The historic centre of Arequipa, built in volcanic sillar rock, represents an integration of European and native building techniques and characteristics, expressed in the admirable work of colonial masters and Criollo and Indian masons. This combination of influences is illustrated by the city’s robust walls, archways and vaults, courtyards and open spaces, and the intricate Baroque decoration of its facades.
The historical centre of Arequipa, located in the Province of Arequipa at the foot of three snow-covered volcanoes, represents the integrated response of native hands and building techniques and characteristics with European designs, expressed in the admirable work of colonial masters and native masons. This combination of influences, and the response to an unstable ground due to earthquakes, is illustrated by robust walls, archways, porticos, vaults, courtyards and open spaces, and a strong indigenous influence in the intricate Baroque decoration of its facades.
With its buildings built mostly in white or pink volcanic rock (sillar), the historical centre of Arequipa has a distinct character resulting from natural causes and historical context. The pre-existent indigenous populations, the Spanish conquest and the evangelization, the spectacular natural setting and the frequent earthquakes, are all main factors in the definition of Arequipa’s identity. The city is the result of its people’s endurance against natural processes and the capacity of cultures to overcome crises. Arequipa was founded in 1540 in a valley that had been intensively farmed by pre-Hispanic communities. The layout of an indigenous hamlet has survived close to the Historical Centre in the district of San Lázaro. The World Heritage site consists of 49 original blocks of the Spanish layout. In addition there are 24 blocks from the colonial period and the 19th century.
Major earthquakes have marked the key moments of change in the development of Arequipa architecture. It is thus possible to identify five periods of development: foundation as a village (1540-82), Baroque splendour (1582-1784), introduction of Rococo and neoclassicism (1784-1868), modern empiricism and neoclassical fashion (1868-1960), and contemporary design. The core of the historic town is the Plaza de Armas (Plaza Mayor) with its archways, the municipality, and the cathedral. At one corner of the plaza there are the church and cloisters of La Compañia, the most representative ensemble of the Baroque mestizo period at the end of the 18th century.
The Monasterio de Santa Catalina is a spectacular religious citadel, integrating architectural styles from the 16th to 19th centuries. The complex of San Francisco includes a small square, the main church, the convent, and the cloisters of the third order. The chapels and convents of Santo Domingo date from the 16th to 18th centuries: San Agustín, La Merced and the church of Santa Maria; Santa Teresa and Santa Rosa; Puente Real (now Puente Bolognesi) and Puente Grau are also built from sillar.
The merit of Arequipa architecture is not limited to the grandeur of its religious monuments. It is also in the profusion of dignified casonas, characteristic well-proportioned vernacular houses; the centre contains some 500 casonas. The urban space penetrates the interior of the city blocks through large doorways and hallways into the courtyards, where the carvings of the facades are reproduced, thus accentuating spatial continuity. Doorways and windows are flanked with pillars and crowned with protruding pediments that blend with the large walls. The ornamental economy of the porches harmonizes with the shape of the vaults, the projecting cornices and the carved corbels. Narrow window openings allow light to enter the semi-circular arches or vaulted roof spaces. Together with the monumental ensembles, streets, and squares the casonas ensure the harmony and integrity of the townscape and give the city exceptional urban value.

-=-=-

**Problems:**
(1) Reproduce the passage on Arequipa's historic centre word for word, starting at "With its buildings" and ending at "the 19th century.".
(2) According to the passage on Arequipa's historic centre, roughly how many casonas does the centre contain?
(3) Using the passage on Arequipa's historic centre, explain in one to three sentences why five periods can be identified in the development of the city's architecture.

Dataset items
-=-=-

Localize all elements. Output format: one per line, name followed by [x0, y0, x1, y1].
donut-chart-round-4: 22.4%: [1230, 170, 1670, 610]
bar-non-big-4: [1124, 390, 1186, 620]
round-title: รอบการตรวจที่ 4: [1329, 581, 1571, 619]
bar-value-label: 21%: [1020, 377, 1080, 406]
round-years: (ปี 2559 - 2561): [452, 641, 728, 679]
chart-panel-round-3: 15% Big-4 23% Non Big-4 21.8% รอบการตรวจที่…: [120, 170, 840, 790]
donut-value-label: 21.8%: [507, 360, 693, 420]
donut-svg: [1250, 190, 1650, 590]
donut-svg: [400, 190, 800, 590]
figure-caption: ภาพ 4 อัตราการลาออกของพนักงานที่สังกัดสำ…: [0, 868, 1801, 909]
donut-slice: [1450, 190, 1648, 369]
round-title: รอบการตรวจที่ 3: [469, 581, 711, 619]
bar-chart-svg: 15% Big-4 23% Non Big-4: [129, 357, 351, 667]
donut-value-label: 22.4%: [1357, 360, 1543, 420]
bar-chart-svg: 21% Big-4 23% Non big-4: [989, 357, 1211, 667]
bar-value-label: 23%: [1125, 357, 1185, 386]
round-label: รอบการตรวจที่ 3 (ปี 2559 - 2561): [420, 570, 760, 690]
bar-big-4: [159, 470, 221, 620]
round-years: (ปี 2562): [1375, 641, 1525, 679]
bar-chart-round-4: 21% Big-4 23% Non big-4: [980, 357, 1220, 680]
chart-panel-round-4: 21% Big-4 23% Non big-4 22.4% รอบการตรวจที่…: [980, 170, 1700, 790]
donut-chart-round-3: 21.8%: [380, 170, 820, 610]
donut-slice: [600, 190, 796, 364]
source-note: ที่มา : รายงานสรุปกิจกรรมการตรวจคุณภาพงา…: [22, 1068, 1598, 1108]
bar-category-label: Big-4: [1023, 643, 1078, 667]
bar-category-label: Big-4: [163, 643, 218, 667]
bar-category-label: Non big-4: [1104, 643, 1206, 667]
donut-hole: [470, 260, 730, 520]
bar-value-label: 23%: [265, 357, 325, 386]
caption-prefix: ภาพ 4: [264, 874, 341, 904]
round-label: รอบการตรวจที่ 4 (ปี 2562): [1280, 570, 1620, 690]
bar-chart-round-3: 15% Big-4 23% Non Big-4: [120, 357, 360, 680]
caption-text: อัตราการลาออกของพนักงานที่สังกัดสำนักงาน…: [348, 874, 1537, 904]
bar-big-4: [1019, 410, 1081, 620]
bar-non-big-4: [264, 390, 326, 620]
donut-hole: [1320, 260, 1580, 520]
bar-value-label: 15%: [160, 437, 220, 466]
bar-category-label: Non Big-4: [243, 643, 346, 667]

-=-=-

**Solutions in order:**
(1)
With its buildings built mostly in white or pink volcanic rock (sillar), the historical centre of Arequipa has a distinct character resulting from natural causes and historical context. The pre-existent indigenous populations, the Spanish conquest and the evangelization, the spectacular natural setting and the frequent earthquakes, are all main factors in the definition of Arequipa’s identity. The city is the result of its people’s endurance against natural processes and the capacity of cultures to overcome crises. Arequipa was founded in 1540 in a valley that had been intensively farmed by pre-Hispanic communities. The layout of an indigenous hamlet has survived close to the Historical Centre in the district of San Lázaro. The World Heritage site consists of 49 original blocks of the Spanish layout. In addition there are 24 blocks from the colonial period and the 19th century.

(2) Some 500.

(3) Major earthquakes marked the key moments of change in the development of Arequipa's architecture. These breaks divide its history into five periods: foundation as a village, Baroque splendour, Rococo and neoclassicism, modern empiricism and neoclassical fashion, and contemporary design.